___ SOURCE MATERIAL ___

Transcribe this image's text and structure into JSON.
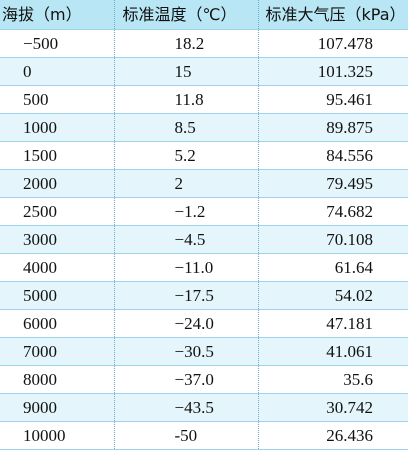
{
  "table": {
    "headers": [
      "海拔（m）",
      "标准温度（℃）",
      "标准大气压（kPa）"
    ],
    "rows": [
      [
        "−500",
        "18.2",
        "107.478"
      ],
      [
        "0",
        "15",
        "101.325"
      ],
      [
        "500",
        "11.8",
        "95.461"
      ],
      [
        "1000",
        "8.5",
        "89.875"
      ],
      [
        "1500",
        "5.2",
        "84.556"
      ],
      [
        "2000",
        "2",
        "79.495"
      ],
      [
        "2500",
        "−1.2",
        "74.682"
      ],
      [
        "3000",
        "−4.5",
        "70.108"
      ],
      [
        "4000",
        "−11.0",
        "61.64"
      ],
      [
        "5000",
        "−17.5",
        "54.02"
      ],
      [
        "6000",
        "−24.0",
        "47.181"
      ],
      [
        "7000",
        "−30.5",
        "41.061"
      ],
      [
        "8000",
        "−37.0",
        "35.6"
      ],
      [
        "9000",
        "−43.5",
        "30.742"
      ],
      [
        "10000",
        "-50",
        "26.436"
      ]
    ],
    "colors": {
      "header_bg": "#b9e6f4",
      "row_alt_bg": "#e4f5fb",
      "row_bg": "#ffffff",
      "border": "#9cd3ea"
    }
  }
}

___

DIRECTIONS FOR THIS TASK » Transcribe all the lines above exactly, apart from the pictures.

RESPONSE TO THE EXERCISE »
Transcribe this image's text and structure into JSON.
{
  "table": {
    "headers": [
      "海拔（m）",
      "标准温度（℃）",
      "标准大气压（kPa）"
    ],
    "rows": [
      [
        "−500",
        "18.2",
        "107.478"
      ],
      [
        "0",
        "15",
        "101.325"
      ],
      [
        "500",
        "11.8",
        "95.461"
      ],
      [
        "1000",
        "8.5",
        "89.875"
      ],
      [
        "1500",
        "5.2",
        "84.556"
      ],
      [
        "2000",
        "2",
        "79.495"
      ],
      [
        "2500",
        "−1.2",
        "74.682"
      ],
      [
        "3000",
        "−4.5",
        "70.108"
      ],
      [
        "4000",
        "−11.0",
        "61.64"
      ],
      [
        "5000",
        "−17.5",
        "54.02"
      ],
      [
        "6000",
        "−24.0",
        "47.181"
      ],
      [
        "7000",
        "−30.5",
        "41.061"
      ],
      [
        "8000",
        "−37.0",
        "35.6"
      ],
      [
        "9000",
        "−43.5",
        "30.742"
      ],
      [
        "10000",
        "-50",
        "26.436"
      ]
    ],
    "colors": {
      "header_bg": "#b9e6f4",
      "row_alt_bg": "#e4f5fb",
      "row_bg": "#ffffff",
      "border": "#9cd3ea"
    }
  }
}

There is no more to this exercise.